__PROBLEM__. Give the number of lines that include the string "Spain", nothing more.

=== DATA ===

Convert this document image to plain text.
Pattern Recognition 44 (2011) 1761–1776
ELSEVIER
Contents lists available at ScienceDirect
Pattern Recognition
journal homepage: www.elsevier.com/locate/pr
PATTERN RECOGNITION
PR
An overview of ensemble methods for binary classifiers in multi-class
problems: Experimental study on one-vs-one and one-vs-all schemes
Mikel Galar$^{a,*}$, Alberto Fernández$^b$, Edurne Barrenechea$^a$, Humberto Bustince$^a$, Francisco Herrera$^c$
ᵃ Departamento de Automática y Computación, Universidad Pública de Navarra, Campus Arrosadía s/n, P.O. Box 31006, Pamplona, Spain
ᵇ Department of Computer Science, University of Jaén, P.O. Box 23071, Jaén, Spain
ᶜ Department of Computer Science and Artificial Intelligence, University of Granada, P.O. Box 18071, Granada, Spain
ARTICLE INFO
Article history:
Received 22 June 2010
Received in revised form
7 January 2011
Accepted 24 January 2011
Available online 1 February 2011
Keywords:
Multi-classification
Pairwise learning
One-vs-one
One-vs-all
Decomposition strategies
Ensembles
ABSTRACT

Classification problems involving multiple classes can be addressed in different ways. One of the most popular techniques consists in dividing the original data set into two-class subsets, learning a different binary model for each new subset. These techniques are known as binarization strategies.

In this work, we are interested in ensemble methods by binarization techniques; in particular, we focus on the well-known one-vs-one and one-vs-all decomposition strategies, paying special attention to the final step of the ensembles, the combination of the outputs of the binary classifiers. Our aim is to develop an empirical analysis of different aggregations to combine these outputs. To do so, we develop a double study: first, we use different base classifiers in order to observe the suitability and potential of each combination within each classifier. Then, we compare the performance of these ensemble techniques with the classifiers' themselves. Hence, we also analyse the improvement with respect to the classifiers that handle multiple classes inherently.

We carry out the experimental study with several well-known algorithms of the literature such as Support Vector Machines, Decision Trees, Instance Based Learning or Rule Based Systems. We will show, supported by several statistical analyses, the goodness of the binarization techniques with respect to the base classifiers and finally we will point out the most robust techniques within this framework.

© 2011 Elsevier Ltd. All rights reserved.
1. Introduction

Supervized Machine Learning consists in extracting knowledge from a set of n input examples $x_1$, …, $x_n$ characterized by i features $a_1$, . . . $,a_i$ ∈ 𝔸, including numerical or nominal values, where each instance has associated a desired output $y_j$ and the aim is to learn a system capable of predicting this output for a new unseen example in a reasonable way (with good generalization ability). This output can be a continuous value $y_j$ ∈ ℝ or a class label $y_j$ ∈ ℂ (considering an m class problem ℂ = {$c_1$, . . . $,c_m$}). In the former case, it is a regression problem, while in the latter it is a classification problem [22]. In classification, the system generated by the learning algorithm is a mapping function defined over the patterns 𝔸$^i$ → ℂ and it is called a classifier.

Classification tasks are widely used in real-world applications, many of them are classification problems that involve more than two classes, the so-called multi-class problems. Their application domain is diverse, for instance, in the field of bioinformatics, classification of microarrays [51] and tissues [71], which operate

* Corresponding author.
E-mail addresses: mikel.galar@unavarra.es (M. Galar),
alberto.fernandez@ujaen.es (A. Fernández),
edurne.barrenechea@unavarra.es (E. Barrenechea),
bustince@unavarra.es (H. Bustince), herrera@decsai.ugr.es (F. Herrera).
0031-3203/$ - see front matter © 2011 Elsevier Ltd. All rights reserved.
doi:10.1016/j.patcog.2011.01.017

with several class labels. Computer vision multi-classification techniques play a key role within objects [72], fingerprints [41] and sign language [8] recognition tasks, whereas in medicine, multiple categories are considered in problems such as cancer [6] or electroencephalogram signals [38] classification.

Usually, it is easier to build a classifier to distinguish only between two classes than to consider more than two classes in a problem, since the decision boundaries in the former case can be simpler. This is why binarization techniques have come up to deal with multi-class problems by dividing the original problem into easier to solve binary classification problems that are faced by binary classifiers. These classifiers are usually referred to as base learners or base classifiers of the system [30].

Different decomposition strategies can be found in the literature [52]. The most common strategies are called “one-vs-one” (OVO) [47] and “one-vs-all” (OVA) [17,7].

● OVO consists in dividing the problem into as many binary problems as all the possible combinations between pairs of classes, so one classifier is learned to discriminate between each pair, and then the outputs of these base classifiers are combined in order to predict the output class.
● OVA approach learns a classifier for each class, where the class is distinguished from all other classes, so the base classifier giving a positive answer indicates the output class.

===

__THE REPLY__. 3